● PROBLEM DESCRIPTION:
Reproduce each line of the listing exactly.

>> BEGIN DATA IN THIS EXERCISE

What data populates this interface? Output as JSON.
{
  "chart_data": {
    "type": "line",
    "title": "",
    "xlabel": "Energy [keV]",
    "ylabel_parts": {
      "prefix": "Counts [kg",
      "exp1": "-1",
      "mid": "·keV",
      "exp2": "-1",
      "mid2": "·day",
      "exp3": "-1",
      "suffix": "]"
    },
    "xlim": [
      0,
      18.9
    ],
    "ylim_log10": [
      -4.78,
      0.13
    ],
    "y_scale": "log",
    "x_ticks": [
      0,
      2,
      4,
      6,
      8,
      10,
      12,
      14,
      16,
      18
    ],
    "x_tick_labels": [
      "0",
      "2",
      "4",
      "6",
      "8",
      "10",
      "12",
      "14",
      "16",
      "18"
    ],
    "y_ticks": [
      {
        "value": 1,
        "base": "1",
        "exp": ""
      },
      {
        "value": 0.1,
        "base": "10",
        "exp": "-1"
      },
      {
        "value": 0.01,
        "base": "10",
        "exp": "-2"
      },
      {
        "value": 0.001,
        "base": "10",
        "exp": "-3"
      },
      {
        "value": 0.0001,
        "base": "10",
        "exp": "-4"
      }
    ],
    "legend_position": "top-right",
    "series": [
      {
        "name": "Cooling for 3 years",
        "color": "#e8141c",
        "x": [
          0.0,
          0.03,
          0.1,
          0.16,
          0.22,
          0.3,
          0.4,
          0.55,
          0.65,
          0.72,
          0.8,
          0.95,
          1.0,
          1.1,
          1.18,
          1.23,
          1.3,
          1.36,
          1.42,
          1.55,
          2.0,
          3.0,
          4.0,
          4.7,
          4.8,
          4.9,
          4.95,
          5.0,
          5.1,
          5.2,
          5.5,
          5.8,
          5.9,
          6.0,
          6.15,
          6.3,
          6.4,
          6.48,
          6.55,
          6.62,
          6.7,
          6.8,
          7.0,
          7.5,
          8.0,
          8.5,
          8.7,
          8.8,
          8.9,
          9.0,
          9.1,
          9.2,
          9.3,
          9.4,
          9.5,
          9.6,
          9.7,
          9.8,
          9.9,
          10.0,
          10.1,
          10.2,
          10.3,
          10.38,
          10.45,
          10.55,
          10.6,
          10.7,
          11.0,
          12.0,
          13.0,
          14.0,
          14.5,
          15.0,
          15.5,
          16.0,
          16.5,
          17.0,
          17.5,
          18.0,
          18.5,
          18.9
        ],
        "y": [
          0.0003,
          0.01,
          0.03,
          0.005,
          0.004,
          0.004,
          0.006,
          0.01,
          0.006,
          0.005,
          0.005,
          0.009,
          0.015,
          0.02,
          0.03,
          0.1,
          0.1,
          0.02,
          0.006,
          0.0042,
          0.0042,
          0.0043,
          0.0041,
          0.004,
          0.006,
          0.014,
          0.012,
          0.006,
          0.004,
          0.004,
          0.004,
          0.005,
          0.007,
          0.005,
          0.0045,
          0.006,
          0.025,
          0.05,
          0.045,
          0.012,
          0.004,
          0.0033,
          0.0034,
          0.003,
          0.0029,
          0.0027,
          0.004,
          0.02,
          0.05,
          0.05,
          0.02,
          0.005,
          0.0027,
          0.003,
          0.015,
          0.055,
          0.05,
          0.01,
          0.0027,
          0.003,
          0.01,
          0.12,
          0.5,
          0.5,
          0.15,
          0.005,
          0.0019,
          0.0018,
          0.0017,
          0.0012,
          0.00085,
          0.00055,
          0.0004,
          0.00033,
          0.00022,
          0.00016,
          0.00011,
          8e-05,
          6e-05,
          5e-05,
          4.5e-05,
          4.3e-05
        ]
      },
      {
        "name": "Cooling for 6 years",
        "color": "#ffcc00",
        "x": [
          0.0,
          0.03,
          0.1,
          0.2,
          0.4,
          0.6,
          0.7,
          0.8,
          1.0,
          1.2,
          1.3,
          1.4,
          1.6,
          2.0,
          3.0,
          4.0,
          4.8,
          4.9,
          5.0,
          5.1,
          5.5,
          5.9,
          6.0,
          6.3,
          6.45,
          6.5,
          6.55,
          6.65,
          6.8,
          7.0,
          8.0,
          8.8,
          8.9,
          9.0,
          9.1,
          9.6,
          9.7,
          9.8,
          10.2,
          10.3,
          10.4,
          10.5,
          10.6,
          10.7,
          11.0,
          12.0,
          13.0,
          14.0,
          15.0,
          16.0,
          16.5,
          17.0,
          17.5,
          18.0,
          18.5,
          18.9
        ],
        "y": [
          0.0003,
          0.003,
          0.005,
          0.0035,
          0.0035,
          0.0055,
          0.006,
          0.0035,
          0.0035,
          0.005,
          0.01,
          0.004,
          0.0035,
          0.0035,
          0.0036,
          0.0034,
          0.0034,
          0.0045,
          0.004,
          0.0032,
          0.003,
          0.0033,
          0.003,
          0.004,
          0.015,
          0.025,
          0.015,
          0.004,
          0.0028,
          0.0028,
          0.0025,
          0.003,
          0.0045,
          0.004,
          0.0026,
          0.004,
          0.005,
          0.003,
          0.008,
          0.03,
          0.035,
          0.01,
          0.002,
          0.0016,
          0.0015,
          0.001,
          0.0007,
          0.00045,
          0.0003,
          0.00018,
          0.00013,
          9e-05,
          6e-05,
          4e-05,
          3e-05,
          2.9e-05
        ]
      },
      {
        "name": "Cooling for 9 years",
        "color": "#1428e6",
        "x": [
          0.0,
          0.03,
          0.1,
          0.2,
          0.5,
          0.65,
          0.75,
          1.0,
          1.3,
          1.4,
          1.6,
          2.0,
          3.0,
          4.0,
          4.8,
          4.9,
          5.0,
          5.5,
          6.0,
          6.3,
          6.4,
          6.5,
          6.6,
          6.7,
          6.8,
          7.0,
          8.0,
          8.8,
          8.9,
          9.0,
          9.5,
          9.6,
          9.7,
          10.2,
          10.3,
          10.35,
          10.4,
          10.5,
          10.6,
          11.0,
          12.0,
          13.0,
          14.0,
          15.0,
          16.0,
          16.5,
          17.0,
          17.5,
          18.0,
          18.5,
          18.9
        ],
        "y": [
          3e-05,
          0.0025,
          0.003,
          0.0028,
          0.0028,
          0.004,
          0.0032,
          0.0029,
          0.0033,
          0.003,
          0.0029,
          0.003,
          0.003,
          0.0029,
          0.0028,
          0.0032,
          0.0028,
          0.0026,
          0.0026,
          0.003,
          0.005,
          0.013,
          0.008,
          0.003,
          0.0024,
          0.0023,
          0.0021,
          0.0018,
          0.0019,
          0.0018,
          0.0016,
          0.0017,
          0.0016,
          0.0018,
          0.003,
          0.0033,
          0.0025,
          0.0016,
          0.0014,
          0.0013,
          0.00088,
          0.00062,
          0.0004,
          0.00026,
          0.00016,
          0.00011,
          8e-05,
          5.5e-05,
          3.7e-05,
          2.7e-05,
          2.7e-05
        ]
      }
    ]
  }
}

>> END DATA IN THIS EXERCISE

● SOLUTION TO THIS TASK:
What data populates this interface? Output as JSON.
{
  "chart_data": {
    "type": "line",
    "title": "",
    "xlabel": "Energy [keV]",
    "ylabel_parts": {
      "prefix": "Counts [kg",
      "exp1": "-1",
      "mid": "·keV",
      "exp2": "-1",
      "mid2": "·day",
      "exp3": "-1",
      "suffix": "]"
    },
    "xlim": [
      0,
      18.9
    ],
    "ylim_log10": [
      -4.78,
      0.13
    ],
    "y_scale": "log",
    "x_ticks": [
      0,
      2,
      4,
      6,
      8,
      10,
      12,
      14,
      16,
      18
    ],
    "x_tick_labels": [
      "0",
      "2",
      "4",
      "6",
      "8",
      "10",
      "12",
      "14",
      "16",
      "18"
    ],
    "y_ticks": [
      {
        "value": 1,
        "base": "1",
        "exp": ""
      },
      {
        "value": 0.1,
        "base": "10",
        "exp": "-1"
      },
      {
        "value": 0.01,
        "base": "10",
        "exp": "-2"
      },
      {
        "value": 0.001,
        "base": "10",
        "exp": "-3"
      },
      {
        "value": 0.0001,
        "base": "10",
        "exp": "-4"
      }
    ],
    "legend_position": "top-right",
    "series": [
      {
        "name": "Cooling for 3 years",
        "color": "#e8141c",
        "x": [
          0.0,
          0.03,
          0.1,
          0.16,
          0.22,
          0.3,
          0.4,
          0.55,
          0.65,
          0.72,
          0.8,
          0.95,
          1.0,
          1.1,
          1.18,
          1.23,
          1.3,
          1.36,
          1.42,
          1.55,
          2.0,
          3.0,
          4.0,
          4.7,
          4.8,
          4.9,
          4.95,
          5.0,
          5.1,
          5.2,
          5.5,
          5.8,
          5.9,
          6.0,
          6.15,
          6.3,
          6.4,
          6.48,
          6.55,
          6.62,
          6.7,
          6.8,
          7.0,
          7.5,
          8.0,
          8.5,
          8.7,
          8.8,
          8.9,
          9.0,
          9.1,
          9.2,
          9.3,
          9.4,
          9.5,
          9.6,
          9.7,
          9.8,
          9.9,
          10.0,
          10.1,
          10.2,
          10.3,
          10.38,
          10.45,
          10.55,
          10.6,
          10.7,
          11.0,
          12.0,
          13.0,
          14.0,
          14.5,
          15.0,
          15.5,
          16.0,
          16.5,
          17.0,
          17.5,
          18.0,
          18.5,
          18.9
        ],
        "y": [
          0.0003,
          0.01,
          0.03,
          0.005,
          0.004,
          0.004,
          0.006,
          0.01,
          0.006,
          0.005,
          0.005,
          0.009,
          0.015,
          0.02,
          0.03,
          0.1,
          0.1,
          0.02,
          0.006,
          0.0042,
          0.0042,
          0.0043,
          0.0041,
          0.004,
          0.006,
          0.014,
          0.012,
          0.006,
          0.004,
          0.004,
          0.004,
          0.005,
          0.007,
          0.005,
          0.0045,
          0.006,
          0.025,
          0.05,
          0.045,
          0.012,
          0.004,
          0.0033,
          0.0034,
          0.003,
          0.0029,
          0.0027,
          0.004,
          0.02,
          0.05,
          0.05,
          0.02,
          0.005,
          0.0027,
          0.003,
          0.015,
          0.055,
          0.05,
          0.01,
          0.0027,
          0.003,
          0.01,
          0.12,
          0.5,
          0.5,
          0.15,
          0.005,
          0.0019,
          0.0018,
          0.0017,
          0.0012,
          0.00085,
          0.00055,
          0.0004,
          0.00033,
          0.00022,
          0.00016,
          0.00011,
          8e-05,
          6e-05,
          5e-05,
          4.5e-05,
          4.3e-05
        ]
      },
      {
        "name": "Cooling for 6 years",
        "color": "#ffcc00",
        "x": [
          0.0,
          0.03,
          0.1,
          0.2,
          0.4,
          0.6,
          0.7,
          0.8,
          1.0,
          1.2,
          1.3,
          1.4,
          1.6,
          2.0,
          3.0,
          4.0,
          4.8,
          4.9,
          5.0,
          5.1,
          5.5,
          5.9,
          6.0,
          6.3,
          6.45,
          6.5,
          6.55,
          6.65,
          6.8,
          7.0,
          8.0,
          8.8,
          8.9,
          9.0,
          9.1,
          9.6,
          9.7,
          9.8,
          10.2,
          10.3,
          10.4,
          10.5,
          10.6,
          10.7,
          11.0,
          12.0,
          13.0,
          14.0,
          15.0,
          16.0,
          16.5,
          17.0,
          17.5,
          18.0,
          18.5,
          18.9
        ],
        "y": [
          0.0003,
          0.003,
          0.005,
          0.0035,
          0.0035,
          0.0055,
          0.006,
          0.0035,
          0.0035,
          0.005,
          0.01,
          0.004,
          0.0035,
          0.0035,
          0.0036,
          0.0034,
          0.0034,
          0.0045,
          0.004,
          0.0032,
          0.003,
          0.0033,
          0.003,
          0.004,
          0.015,
          0.025,
          0.015,
          0.004,
          0.0028,
          0.0028,
          0.0025,
          0.003,
          0.0045,
          0.004,
          0.0026,
          0.004,
          0.005,
          0.003,
          0.008,
          0.03,
          0.035,
          0.01,
          0.002,
          0.0016,
          0.0015,
          0.001,
          0.0007,
          0.00045,
          0.0003,
          0.00018,
          0.00013,
          9e-05,
          6e-05,
          4e-05,
          3e-05,
          2.9e-05
        ]
      },
      {
        "name": "Cooling for 9 years",
        "color": "#1428e6",
        "x": [
          0.0,
          0.03,
          0.1,
          0.2,
          0.5,
          0.65,
          0.75,
          1.0,
          1.3,
          1.4,
          1.6,
          2.0,
          3.0,
          4.0,
          4.8,
          4.9,
          5.0,
          5.5,
          6.0,
          6.3,
          6.4,
          6.5,
          6.6,
          6.7,
          6.8,
          7.0,
          8.0,
          8.8,
          8.9,
          9.0,
          9.5,
          9.6,
          9.7,
          10.2,
          10.3,
          10.35,
          10.4,
          10.5,
          10.6,
          11.0,
          12.0,
          13.0,
          14.0,
          15.0,
          16.0,
          16.5,
          17.0,
          17.5,
          18.0,
          18.5,
          18.9
        ],
        "y": [
          3e-05,
          0.0025,
          0.003,
          0.0028,
          0.0028,
          0.004,
          0.0032,
          0.0029,
          0.0033,
          0.003,
          0.0029,
          0.003,
          0.003,
          0.0029,
          0.0028,
          0.0032,
          0.0028,
          0.0026,
          0.0026,
          0.003,
          0.005,
          0.013,
          0.008,
          0.003,
          0.0024,
          0.0023,
          0.0021,
          0.0018,
          0.0019,
          0.0018,
          0.0016,
          0.0017,
          0.0016,
          0.0018,
          0.003,
          0.0033,
          0.0025,
          0.0016,
          0.0014,
          0.0013,
          0.00088,
          0.00062,
          0.0004,
          0.00026,
          0.00016,
          0.00011,
          8e-05,
          5.5e-05,
          3.7e-05,
          2.7e-05,
          2.7e-05
        ]
      }
    ]
  }
}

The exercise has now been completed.